- **Objetivo**: Imprime sin cambios la parte del extracto de fuente que empieza con "Se trata además" y sigue hasta "que rinde frutos.".

- **Extracto de fuente**:
---

Se trata además de una narración reconcentrada que no sólo se detiene en los hechos sino en su significado. La juventud o la ansiedad, los lazos familiares o las pérdidas generan microensayos agudos, penetrantes. Creo leer en ellos un desahogo lentamente destilado, pulido, pensado. Una especie de exorcismo, una fórmula de autoayuda, si la palabra no estuviera tan desgastada. Una navegación hacia ella misma que rinde frutos.

---

- **Datos guardados**:
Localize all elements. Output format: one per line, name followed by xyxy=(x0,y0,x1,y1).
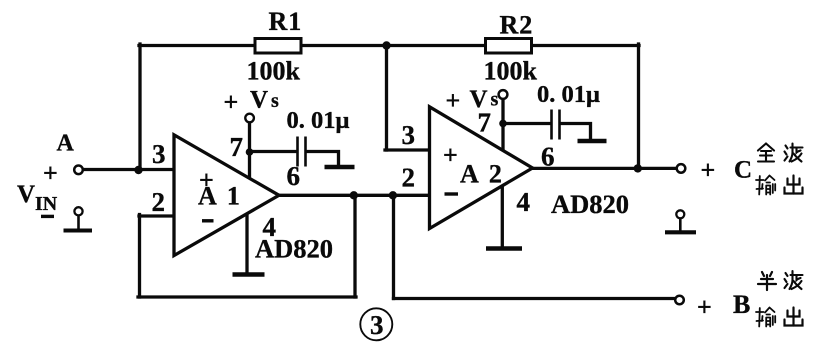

---

- **Solución**:
Se trata además de una narración reconcentrada que no sólo se detiene en los hechos sino en su significado. La juventud o la ansiedad, los lazos familiares o las pérdidas generan microensayos agudos, penetrantes. Creo leer en ellos un desahogo lentamente destilado, pulido, pensado. Una especie de exorcismo, una fórmula de autoayuda, si la palabra no estuviera tan desgastada. Una navegación hacia ella misma que rinde frutos.